Extracted records
** Start **

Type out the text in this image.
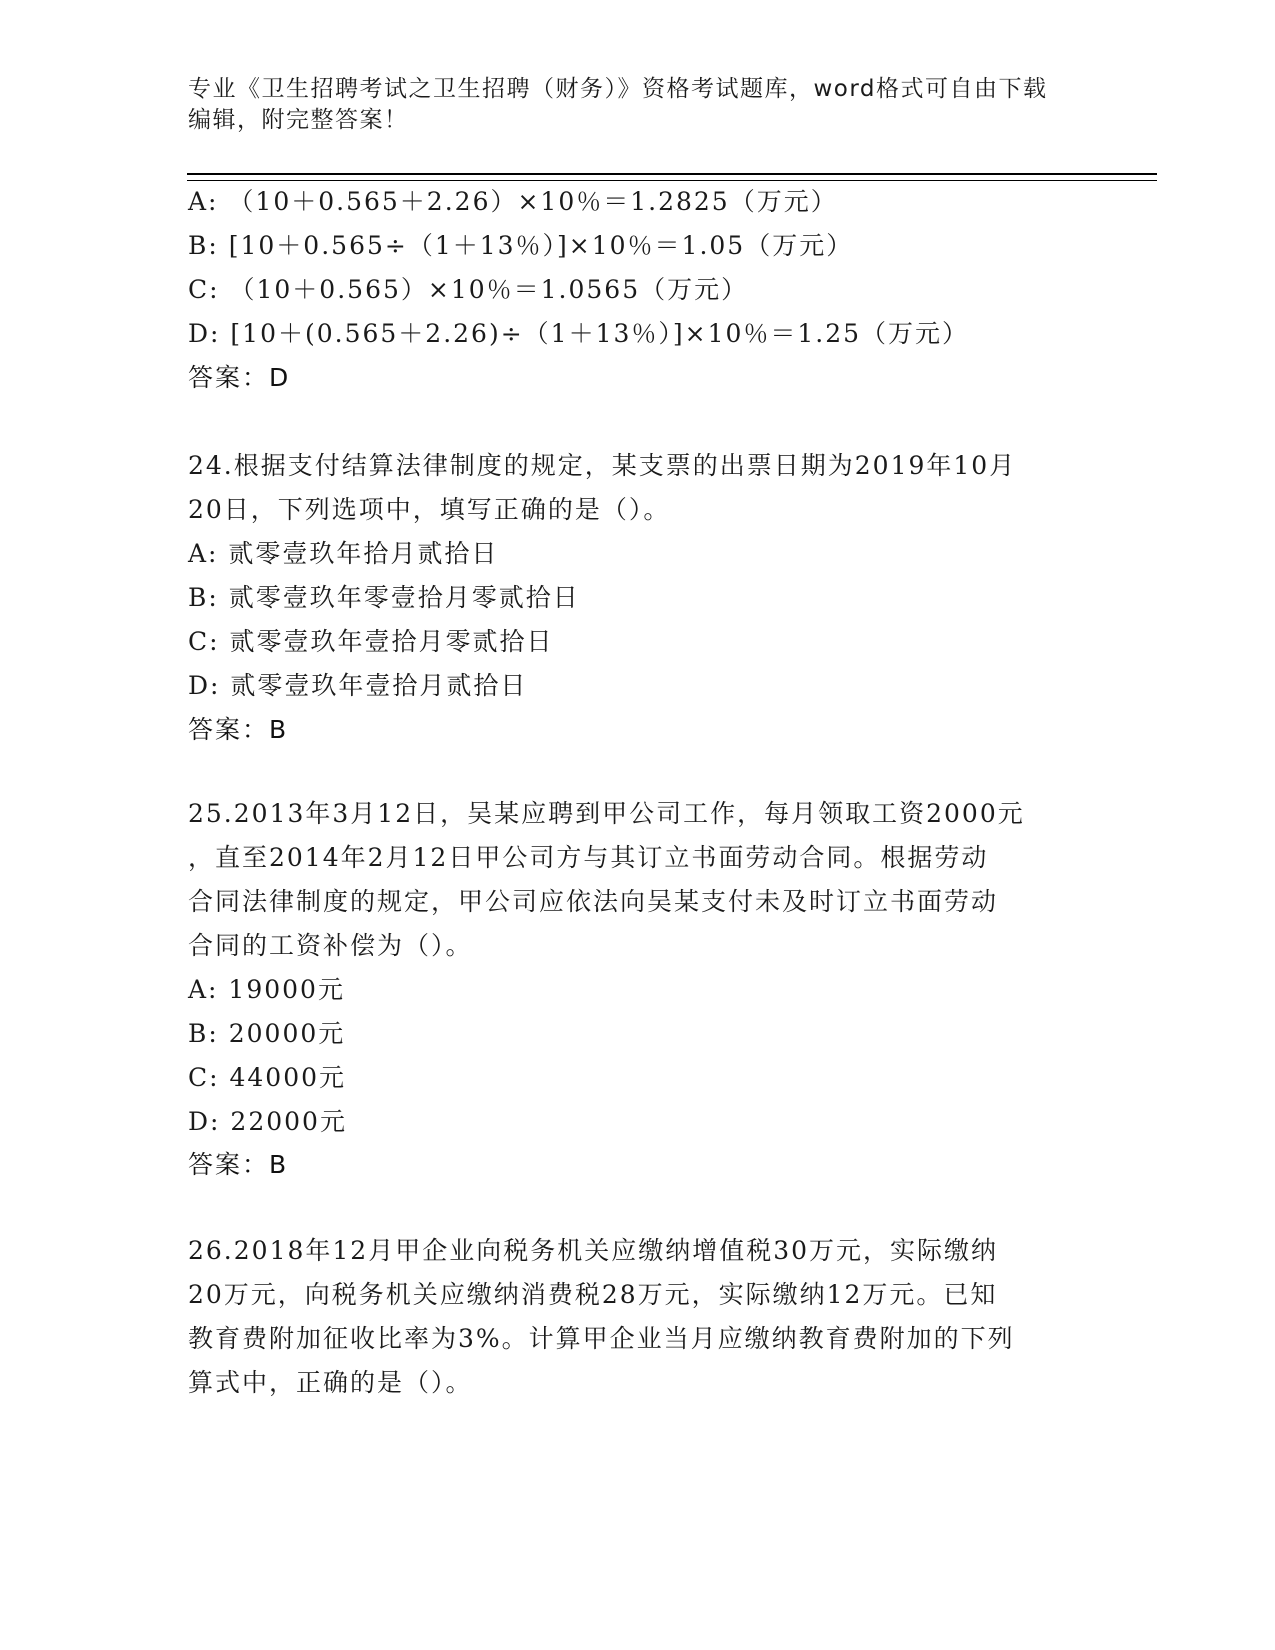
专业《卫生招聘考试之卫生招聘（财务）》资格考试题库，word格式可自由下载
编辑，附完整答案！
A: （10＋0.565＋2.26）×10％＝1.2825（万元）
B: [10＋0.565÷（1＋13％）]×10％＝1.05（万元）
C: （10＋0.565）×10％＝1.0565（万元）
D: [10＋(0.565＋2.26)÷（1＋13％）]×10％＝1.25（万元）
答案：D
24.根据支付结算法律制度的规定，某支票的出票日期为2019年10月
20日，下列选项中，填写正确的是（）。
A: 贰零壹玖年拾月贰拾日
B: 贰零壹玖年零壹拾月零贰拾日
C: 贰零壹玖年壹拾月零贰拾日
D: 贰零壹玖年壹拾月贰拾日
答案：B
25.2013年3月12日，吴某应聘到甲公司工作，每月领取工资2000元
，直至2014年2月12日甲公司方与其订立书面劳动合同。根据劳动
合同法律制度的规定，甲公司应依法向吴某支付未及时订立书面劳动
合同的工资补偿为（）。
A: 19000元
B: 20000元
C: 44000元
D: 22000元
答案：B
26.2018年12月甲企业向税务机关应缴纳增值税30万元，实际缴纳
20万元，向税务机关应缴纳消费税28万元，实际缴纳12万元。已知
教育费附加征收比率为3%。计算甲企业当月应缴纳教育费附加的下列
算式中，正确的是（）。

** End **

-- Work to complete --
Every entry should be returned exactly as written, minus the pictures.

-- Reply to the exercise --
Type out the text in this image.
专业《卫生招聘考试之卫生招聘（财务）》资格考试题库，word格式可自由下载
编辑，附完整答案！
A: （10＋0.565＋2.26）×10％＝1.2825（万元）
B: [10＋0.565÷（1＋13％）]×10％＝1.05（万元）
C: （10＋0.565）×10％＝1.0565（万元）
D: [10＋(0.565＋2.26)÷（1＋13％）]×10％＝1.25（万元）
答案：D
24.根据支付结算法律制度的规定，某支票的出票日期为2019年10月
20日，下列选项中，填写正确的是（）。
A: 贰零壹玖年拾月贰拾日
B: 贰零壹玖年零壹拾月零贰拾日
C: 贰零壹玖年壹拾月零贰拾日
D: 贰零壹玖年壹拾月贰拾日
答案：B
25.2013年3月12日，吴某应聘到甲公司工作，每月领取工资2000元
，直至2014年2月12日甲公司方与其订立书面劳动合同。根据劳动
合同法律制度的规定，甲公司应依法向吴某支付未及时订立书面劳动
合同的工资补偿为（）。
A: 19000元
B: 20000元
C: 44000元
D: 22000元
答案：B
26.2018年12月甲企业向税务机关应缴纳增值税30万元，实际缴纳
20万元，向税务机关应缴纳消费税28万元，实际缴纳12万元。已知
教育费附加征收比率为3%。计算甲企业当月应缴纳教育费附加的下列
算式中，正确的是（）。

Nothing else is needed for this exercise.